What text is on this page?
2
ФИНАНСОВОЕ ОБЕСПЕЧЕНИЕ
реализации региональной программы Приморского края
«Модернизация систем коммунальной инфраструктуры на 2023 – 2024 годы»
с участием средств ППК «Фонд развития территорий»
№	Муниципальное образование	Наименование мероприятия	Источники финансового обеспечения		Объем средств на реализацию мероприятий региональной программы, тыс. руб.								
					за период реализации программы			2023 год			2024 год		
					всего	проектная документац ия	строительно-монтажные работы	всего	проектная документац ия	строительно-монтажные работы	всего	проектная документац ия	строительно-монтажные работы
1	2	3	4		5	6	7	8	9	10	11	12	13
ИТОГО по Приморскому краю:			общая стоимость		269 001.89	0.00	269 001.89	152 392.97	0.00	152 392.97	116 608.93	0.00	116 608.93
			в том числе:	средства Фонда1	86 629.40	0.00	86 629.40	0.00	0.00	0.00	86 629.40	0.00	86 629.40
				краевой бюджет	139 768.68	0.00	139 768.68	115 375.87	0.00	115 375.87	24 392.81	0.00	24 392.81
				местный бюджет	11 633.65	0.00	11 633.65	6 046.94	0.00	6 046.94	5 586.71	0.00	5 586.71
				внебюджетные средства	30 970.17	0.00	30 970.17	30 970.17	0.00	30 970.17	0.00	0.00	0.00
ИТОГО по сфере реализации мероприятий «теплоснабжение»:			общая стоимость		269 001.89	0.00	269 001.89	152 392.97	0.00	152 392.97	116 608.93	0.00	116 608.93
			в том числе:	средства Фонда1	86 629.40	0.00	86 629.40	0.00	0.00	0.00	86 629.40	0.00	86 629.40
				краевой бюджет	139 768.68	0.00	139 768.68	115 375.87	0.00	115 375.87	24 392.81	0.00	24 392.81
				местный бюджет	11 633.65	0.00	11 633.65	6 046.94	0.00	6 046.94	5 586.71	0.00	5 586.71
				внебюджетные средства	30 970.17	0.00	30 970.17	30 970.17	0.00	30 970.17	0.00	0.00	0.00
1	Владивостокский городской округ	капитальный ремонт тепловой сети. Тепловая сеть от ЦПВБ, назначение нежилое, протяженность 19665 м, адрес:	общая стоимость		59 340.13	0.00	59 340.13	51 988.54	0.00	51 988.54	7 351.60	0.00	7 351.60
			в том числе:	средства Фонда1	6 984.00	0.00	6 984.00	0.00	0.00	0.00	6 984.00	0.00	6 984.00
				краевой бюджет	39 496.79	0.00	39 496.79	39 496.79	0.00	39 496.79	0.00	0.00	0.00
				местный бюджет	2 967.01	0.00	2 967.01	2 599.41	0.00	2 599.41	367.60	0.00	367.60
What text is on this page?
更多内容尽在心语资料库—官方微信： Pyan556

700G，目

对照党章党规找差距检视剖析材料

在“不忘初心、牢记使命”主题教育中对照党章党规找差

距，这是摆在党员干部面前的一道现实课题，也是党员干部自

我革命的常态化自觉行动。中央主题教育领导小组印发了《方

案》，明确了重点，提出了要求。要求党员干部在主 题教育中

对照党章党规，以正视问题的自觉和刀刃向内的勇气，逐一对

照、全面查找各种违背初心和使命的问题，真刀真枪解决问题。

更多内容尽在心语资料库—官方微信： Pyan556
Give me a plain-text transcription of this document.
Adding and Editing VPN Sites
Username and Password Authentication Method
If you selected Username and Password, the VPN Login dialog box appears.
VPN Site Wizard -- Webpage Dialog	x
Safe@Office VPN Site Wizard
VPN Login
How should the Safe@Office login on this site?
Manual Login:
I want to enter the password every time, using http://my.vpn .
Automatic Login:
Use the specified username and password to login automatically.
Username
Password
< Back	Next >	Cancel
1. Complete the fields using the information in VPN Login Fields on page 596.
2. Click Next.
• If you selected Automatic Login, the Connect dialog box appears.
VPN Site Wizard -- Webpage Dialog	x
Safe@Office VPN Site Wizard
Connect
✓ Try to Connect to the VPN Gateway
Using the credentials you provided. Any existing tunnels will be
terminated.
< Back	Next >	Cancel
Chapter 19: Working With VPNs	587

Problem to solve =>
Each line above that holds the string "appears" should be copied and shown.

Reply =>
If you selected Username and Password, the VPN Login dialog box appears.
• If you selected Automatic Login, the Connect dialog box appears.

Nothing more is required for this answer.